(Structured figure records)
╔══

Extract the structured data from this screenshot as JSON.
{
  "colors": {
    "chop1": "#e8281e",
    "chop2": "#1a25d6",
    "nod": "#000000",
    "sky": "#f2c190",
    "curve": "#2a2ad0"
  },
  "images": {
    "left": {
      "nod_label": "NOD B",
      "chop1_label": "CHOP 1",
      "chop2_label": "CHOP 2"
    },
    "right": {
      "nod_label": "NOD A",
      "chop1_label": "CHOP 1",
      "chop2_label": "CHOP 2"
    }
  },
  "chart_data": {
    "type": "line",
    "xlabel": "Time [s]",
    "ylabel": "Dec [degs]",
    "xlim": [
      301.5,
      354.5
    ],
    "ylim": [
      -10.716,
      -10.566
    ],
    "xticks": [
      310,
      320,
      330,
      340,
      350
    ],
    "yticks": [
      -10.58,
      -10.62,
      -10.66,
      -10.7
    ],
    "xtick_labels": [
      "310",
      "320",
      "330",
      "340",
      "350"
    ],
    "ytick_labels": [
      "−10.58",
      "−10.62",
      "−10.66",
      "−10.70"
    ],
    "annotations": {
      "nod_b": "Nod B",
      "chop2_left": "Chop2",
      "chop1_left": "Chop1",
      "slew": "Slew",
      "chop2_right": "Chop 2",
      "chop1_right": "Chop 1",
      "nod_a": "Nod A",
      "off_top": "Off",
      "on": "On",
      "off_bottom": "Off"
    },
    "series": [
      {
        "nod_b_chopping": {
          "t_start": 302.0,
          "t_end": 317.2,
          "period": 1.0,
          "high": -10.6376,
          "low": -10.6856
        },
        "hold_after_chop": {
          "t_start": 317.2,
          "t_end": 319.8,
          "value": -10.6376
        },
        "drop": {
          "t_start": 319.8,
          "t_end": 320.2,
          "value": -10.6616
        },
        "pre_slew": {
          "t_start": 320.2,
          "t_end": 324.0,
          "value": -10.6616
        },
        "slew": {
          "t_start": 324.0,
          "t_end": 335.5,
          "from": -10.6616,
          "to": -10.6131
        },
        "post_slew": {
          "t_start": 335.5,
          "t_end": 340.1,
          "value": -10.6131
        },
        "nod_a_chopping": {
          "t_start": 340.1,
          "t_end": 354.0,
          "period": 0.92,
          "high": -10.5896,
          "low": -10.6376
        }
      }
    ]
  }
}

╚══

● **Brief**
All lines above containing the string "value" are to be collected.

● **Solved problem**
          "value": -10.6376
          "value": -10.6616
          "value": -10.6616
          "value": -10.6131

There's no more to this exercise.